Work required | Name each autoimmune disease that the cell therapy article says the patient had.

Exercise passage |
A cell therapy, more commonly deployed in the fight against cancer, has achieved what its creators describe as a “remarkable” recovery for a patient suffering from three distinct and life-threatening autoimmune diseases simultaneously. The case, described by doctors as groundbreaking, offers compelling evidence that the treatment can effectively reset a malfunctioning immune system.
A Decade of Suffering Ends in Swift Remission
The patient, a 47-year-old woman treated at University Hospital Erlangen in Germany, had endured her conditions for more than a decade. She suffered from autoimmune haemolytic anaemia (AIHA), where the immune system destroys red blood cells; immune thrombocytopenia (ITP), which attacks platelets and increases bleeding risk; and antiphospholipid antibody syndrome (APS), a disorder that conversely raises the danger of dangerous blood clots. According to the team at Erlangen, nine different treatments had failed to make a lasting impact, leaving her reliant on daily blood transfusions and permanent blood-thinning medication.

[Page layout parsing data]
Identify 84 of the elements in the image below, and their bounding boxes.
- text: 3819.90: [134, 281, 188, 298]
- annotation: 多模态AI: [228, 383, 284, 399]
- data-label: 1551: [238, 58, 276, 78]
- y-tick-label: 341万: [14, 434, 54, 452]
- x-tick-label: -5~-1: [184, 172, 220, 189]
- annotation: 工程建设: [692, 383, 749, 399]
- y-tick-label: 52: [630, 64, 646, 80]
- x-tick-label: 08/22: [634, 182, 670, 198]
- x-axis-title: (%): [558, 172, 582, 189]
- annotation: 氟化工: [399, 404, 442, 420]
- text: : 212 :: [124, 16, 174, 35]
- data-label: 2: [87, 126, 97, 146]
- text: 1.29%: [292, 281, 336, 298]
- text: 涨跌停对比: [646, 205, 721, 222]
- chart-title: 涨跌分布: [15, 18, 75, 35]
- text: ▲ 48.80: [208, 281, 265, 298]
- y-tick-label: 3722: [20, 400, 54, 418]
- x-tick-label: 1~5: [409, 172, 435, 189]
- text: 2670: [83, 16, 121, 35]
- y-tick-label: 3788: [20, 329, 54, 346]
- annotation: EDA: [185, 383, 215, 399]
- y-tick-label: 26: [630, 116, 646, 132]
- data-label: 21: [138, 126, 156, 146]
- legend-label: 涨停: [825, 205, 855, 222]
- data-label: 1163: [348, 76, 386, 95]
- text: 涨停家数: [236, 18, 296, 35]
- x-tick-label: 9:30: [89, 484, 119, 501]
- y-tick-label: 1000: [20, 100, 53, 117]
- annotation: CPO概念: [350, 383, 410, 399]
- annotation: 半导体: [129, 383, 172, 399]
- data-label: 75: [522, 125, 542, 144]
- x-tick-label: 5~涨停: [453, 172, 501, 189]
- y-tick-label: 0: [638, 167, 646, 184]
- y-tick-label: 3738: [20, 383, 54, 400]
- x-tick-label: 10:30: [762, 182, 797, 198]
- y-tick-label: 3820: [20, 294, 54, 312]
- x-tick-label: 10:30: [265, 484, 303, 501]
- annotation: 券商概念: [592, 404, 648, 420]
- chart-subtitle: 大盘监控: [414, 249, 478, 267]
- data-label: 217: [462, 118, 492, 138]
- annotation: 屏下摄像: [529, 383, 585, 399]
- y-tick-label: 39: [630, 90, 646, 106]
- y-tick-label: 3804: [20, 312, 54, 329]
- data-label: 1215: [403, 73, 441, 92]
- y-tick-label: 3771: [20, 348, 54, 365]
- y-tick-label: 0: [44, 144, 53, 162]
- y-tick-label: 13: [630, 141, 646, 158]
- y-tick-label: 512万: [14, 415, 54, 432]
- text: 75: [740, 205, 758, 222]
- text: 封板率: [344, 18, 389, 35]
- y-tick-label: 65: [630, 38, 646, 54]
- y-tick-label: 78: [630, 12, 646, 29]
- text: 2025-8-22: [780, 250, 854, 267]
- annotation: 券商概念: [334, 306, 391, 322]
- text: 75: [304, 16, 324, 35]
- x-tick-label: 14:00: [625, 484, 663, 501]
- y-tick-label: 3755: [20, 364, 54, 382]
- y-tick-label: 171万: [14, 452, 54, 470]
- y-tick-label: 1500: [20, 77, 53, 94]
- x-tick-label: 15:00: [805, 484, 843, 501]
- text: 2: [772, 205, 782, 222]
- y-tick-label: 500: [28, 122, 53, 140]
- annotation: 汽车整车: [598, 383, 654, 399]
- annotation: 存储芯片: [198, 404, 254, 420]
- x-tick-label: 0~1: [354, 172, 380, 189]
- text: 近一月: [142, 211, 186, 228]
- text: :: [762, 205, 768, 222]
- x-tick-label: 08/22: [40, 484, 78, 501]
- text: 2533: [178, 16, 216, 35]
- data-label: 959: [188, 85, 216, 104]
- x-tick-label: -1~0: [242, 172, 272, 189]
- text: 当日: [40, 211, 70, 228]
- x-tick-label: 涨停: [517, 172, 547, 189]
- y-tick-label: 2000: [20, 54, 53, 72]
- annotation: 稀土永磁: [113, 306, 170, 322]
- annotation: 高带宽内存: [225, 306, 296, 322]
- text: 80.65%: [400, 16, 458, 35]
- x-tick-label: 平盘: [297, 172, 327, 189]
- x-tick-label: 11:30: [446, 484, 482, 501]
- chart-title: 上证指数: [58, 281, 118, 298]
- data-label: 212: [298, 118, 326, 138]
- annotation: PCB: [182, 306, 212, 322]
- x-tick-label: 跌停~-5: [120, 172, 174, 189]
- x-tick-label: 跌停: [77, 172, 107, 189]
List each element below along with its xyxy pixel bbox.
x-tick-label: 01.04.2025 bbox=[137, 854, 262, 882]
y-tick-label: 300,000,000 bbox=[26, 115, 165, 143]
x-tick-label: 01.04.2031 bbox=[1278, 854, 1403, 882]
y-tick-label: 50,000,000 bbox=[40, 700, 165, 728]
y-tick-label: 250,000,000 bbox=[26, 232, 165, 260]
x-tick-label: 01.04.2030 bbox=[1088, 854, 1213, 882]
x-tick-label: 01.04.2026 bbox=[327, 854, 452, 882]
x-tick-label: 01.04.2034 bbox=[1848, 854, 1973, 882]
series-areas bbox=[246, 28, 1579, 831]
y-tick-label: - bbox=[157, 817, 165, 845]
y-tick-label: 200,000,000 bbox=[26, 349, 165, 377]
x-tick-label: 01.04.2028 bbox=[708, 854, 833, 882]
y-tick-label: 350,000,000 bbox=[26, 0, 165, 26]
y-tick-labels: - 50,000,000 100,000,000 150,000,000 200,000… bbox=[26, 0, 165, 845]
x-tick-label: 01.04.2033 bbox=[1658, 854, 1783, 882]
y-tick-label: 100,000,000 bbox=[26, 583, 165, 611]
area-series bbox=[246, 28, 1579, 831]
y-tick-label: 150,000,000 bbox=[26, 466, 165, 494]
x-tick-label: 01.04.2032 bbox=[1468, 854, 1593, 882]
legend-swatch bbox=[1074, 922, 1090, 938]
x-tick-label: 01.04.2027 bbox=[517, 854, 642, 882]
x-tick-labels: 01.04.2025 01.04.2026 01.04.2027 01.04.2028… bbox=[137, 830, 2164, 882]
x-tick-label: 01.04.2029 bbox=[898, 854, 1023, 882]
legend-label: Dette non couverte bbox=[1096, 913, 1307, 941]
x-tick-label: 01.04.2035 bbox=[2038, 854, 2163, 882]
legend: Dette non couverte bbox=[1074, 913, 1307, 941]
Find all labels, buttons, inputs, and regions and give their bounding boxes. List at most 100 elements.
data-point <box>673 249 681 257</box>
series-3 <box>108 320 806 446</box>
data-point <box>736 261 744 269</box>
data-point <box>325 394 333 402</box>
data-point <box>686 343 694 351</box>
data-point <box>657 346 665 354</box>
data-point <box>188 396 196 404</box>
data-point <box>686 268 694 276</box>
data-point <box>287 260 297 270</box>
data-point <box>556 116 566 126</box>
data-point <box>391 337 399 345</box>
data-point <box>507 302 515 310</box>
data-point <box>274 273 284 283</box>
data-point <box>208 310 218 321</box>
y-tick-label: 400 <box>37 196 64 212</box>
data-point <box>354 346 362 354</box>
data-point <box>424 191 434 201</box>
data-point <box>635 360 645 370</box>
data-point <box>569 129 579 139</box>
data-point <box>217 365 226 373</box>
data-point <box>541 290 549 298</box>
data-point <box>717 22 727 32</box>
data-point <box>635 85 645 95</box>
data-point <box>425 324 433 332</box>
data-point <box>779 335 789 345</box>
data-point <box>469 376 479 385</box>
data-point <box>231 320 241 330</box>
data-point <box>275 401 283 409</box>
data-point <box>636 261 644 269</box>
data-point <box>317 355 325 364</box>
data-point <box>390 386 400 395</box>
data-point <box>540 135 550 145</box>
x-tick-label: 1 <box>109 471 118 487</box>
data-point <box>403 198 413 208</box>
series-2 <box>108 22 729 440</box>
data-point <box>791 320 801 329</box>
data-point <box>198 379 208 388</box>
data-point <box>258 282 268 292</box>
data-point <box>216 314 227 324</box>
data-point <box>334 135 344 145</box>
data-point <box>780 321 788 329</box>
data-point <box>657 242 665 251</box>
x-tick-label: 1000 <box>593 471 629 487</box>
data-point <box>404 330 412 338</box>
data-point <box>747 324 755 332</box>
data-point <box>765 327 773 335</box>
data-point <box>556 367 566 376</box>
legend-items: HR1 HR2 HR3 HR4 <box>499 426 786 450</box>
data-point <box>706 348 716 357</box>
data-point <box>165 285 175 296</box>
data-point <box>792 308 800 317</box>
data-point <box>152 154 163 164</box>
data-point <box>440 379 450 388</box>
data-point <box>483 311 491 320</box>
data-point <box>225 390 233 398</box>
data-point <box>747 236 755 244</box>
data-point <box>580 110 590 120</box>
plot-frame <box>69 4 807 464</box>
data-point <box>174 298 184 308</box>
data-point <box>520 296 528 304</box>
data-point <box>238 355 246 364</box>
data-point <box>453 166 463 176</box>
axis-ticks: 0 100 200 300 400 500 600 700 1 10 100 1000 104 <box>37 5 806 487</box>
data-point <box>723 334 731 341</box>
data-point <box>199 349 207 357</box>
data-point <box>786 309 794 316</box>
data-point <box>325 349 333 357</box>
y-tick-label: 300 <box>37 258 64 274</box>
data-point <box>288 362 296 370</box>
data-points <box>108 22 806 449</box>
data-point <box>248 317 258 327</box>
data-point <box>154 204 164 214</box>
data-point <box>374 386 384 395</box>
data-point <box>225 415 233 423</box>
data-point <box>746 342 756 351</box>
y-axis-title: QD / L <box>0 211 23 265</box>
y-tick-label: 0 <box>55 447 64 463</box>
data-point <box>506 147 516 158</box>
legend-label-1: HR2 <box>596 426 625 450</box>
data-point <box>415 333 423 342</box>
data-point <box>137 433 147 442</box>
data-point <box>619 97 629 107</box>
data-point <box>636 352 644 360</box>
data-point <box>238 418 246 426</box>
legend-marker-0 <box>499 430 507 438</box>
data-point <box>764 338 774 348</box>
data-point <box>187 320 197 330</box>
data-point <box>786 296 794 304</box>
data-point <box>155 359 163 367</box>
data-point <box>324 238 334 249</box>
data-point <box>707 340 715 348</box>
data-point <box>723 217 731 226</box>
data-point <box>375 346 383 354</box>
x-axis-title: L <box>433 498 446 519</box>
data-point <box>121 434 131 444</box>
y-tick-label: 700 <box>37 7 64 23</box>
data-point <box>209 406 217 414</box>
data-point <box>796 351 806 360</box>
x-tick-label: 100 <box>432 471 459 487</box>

Written solution | Autoimmune haemolytic anaemia (AIHA), immune thrombocytopenia (ITP), and antiphospholipid antibody syndrome (APS).